**Stored items:**
§
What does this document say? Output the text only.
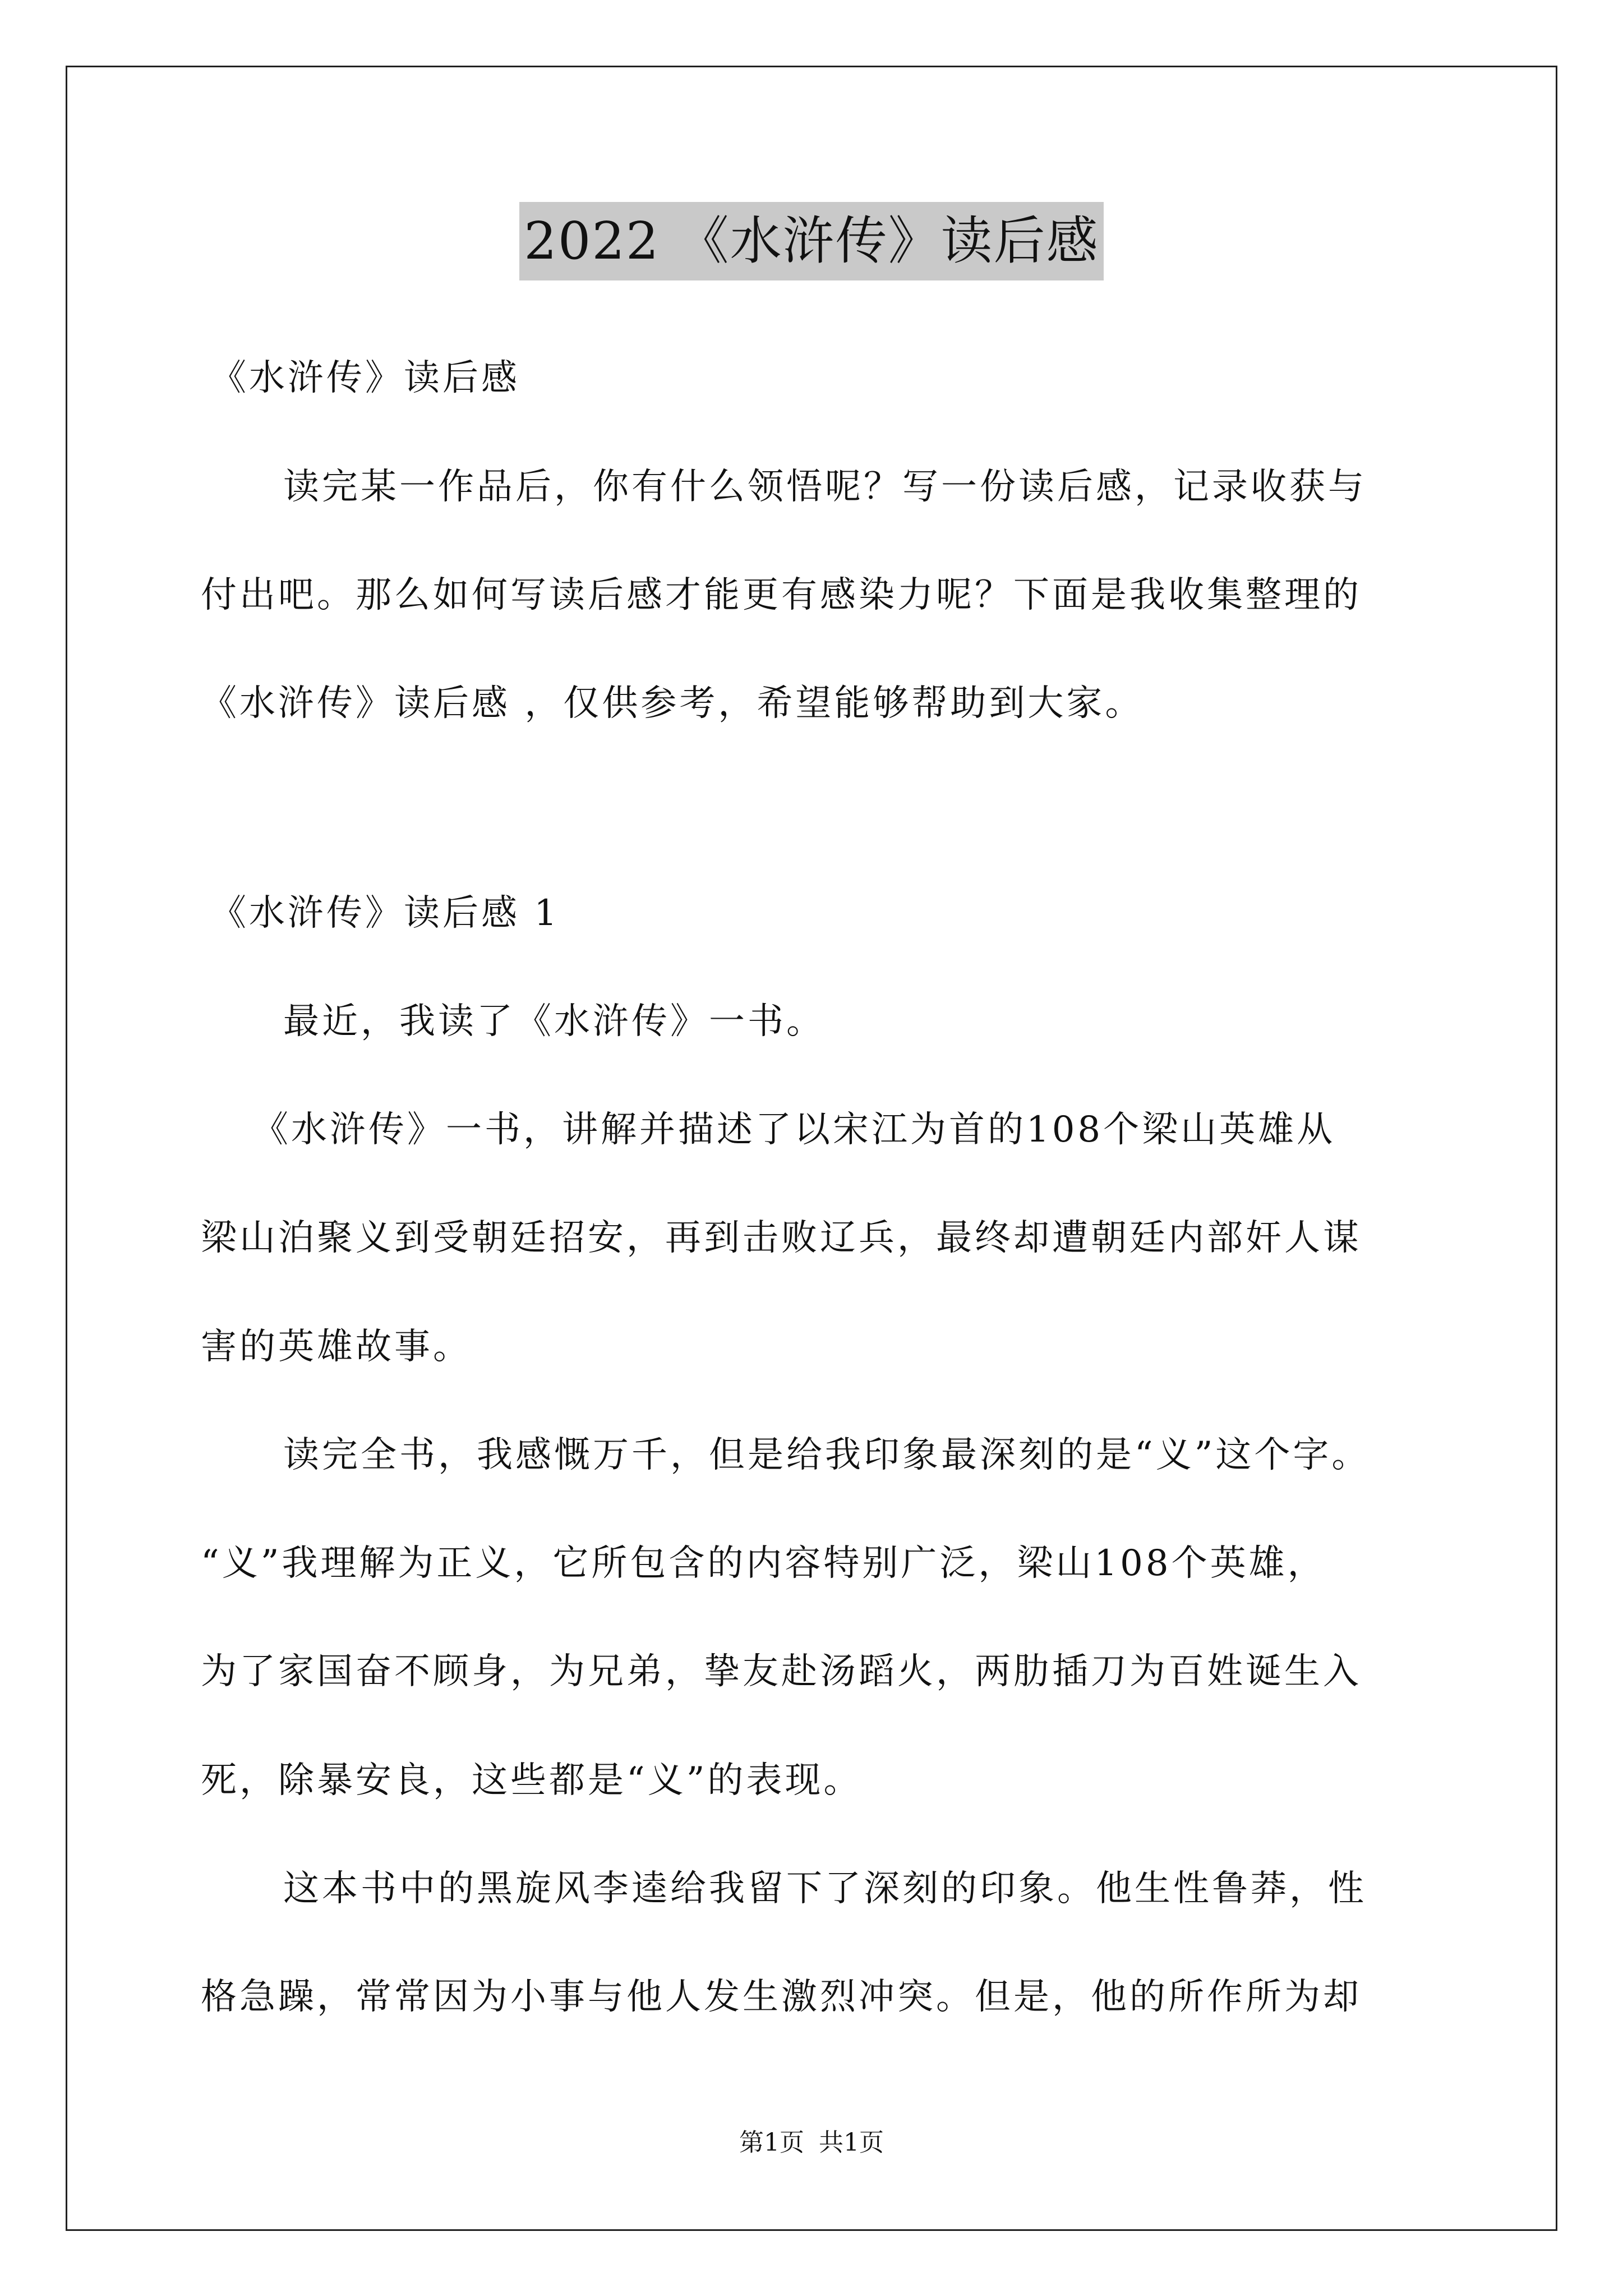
2022 《水浒传》读后感
《水浒传》读后感
读完某一作品后，你有什么领悟呢？写一份读后感，记录收获与
付出吧。那么如何写读后感才能更有感染力呢？下面是我收集整理的
《水浒传》读后感 ，仅供参考，希望能够帮助到大家。
《水浒传》读后感 1
最近，我读了《水浒传》一书。
《水浒传》一书，讲解并描述了以宋江为首的108个梁山英雄从
梁山泊聚义到受朝廷招安，再到击败辽兵，最终却遭朝廷内部奸人谋
害的英雄故事。
读完全书，我感慨万千，但是给我印象最深刻的是“义”这个字。
“义”我理解为正义，它所包含的内容特别广泛，梁山108个英雄，
为了家国奋不顾身，为兄弟，挚友赴汤蹈火，两肋插刀为百姓诞生入
死，除暴安良，这些都是“义”的表现。
这本书中的黑旋风李逵给我留下了深刻的印象。他生性鲁莽，性
格急躁，常常因为小事与他人发生激烈冲突。但是，他的所作所为却
第1页 共1页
§
**Direction:** Reproduce each entry verbatim, excluding any embedded images.

**Exercise result:**
What does this document say? Output the text only.
2022 《水浒传》读后感
《水浒传》读后感
读完某一作品后，你有什么领悟呢？写一份读后感，记录收获与
付出吧。那么如何写读后感才能更有感染力呢？下面是我收集整理的
《水浒传》读后感 ，仅供参考，希望能够帮助到大家。
《水浒传》读后感 1
最近，我读了《水浒传》一书。
《水浒传》一书，讲解并描述了以宋江为首的108个梁山英雄从
梁山泊聚义到受朝廷招安，再到击败辽兵，最终却遭朝廷内部奸人谋
害的英雄故事。
读完全书，我感慨万千，但是给我印象最深刻的是“义”这个字。
“义”我理解为正义，它所包含的内容特别广泛，梁山108个英雄，
为了家国奋不顾身，为兄弟，挚友赴汤蹈火，两肋插刀为百姓诞生入
死，除暴安良，这些都是“义”的表现。
这本书中的黑旋风李逵给我留下了深刻的印象。他生性鲁莽，性
格急躁，常常因为小事与他人发生激烈冲突。但是，他的所作所为却
第1页 共1页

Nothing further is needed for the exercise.